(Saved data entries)

* * * * * * * * *

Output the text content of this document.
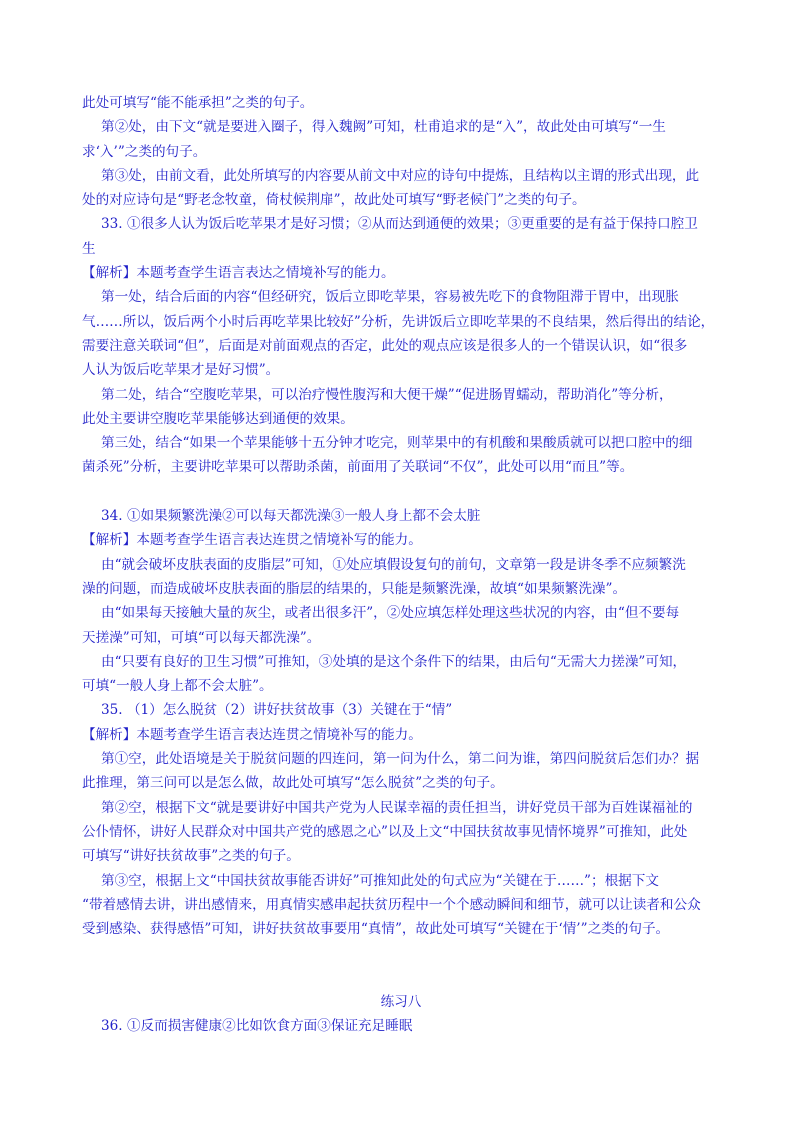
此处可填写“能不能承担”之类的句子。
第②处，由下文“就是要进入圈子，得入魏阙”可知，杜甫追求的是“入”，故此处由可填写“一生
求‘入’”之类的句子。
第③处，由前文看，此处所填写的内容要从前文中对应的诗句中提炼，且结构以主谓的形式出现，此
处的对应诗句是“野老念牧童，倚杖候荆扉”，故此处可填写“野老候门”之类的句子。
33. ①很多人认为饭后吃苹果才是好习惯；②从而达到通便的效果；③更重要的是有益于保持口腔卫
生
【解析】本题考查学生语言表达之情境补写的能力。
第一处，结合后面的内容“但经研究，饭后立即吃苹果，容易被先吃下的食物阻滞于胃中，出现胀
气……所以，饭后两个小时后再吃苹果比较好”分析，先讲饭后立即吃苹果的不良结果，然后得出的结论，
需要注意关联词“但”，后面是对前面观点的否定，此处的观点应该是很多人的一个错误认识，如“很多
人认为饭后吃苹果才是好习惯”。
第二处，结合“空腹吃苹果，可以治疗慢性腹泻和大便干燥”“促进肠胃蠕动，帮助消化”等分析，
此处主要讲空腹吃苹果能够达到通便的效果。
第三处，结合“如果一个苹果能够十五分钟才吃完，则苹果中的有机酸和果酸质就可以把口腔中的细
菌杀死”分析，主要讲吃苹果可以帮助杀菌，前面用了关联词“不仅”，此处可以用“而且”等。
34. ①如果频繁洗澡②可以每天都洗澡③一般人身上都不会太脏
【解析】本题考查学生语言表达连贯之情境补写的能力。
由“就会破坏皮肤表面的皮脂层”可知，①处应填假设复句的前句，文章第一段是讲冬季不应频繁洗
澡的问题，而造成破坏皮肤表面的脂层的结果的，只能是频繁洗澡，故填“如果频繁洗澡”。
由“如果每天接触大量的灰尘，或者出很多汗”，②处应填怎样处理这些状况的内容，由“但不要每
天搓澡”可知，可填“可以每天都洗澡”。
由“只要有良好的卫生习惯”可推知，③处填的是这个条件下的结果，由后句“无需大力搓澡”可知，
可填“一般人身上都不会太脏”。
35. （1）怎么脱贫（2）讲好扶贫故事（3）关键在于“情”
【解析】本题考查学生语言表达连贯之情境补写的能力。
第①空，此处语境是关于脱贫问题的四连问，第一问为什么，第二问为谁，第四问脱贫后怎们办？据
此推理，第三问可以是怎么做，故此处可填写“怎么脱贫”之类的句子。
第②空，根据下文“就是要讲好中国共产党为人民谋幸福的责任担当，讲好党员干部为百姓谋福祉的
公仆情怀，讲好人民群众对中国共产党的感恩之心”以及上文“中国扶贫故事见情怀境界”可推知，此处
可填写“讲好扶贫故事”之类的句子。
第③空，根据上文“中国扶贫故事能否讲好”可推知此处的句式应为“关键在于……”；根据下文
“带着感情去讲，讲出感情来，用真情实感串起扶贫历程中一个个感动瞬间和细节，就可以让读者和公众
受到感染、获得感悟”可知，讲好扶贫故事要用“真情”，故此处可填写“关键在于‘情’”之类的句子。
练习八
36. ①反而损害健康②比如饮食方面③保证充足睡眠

* * * * * * * * *

Task description → From the data above, copy each line where the string "之类的句子" appears.

Correct output →
此处可填写“能不能承担”之类的句子。
求‘入’”之类的句子。
处的对应诗句是“野老念牧童，倚杖候荆扉”，故此处可填写“野老候门”之类的句子。
此推理，第三问可以是怎么做，故此处可填写“怎么脱贫”之类的句子。
可填写“讲好扶贫故事”之类的句子。
受到感染、获得感悟”可知，讲好扶贫故事要用“真情”，故此处可填写“关键在于‘情’”之类的句子。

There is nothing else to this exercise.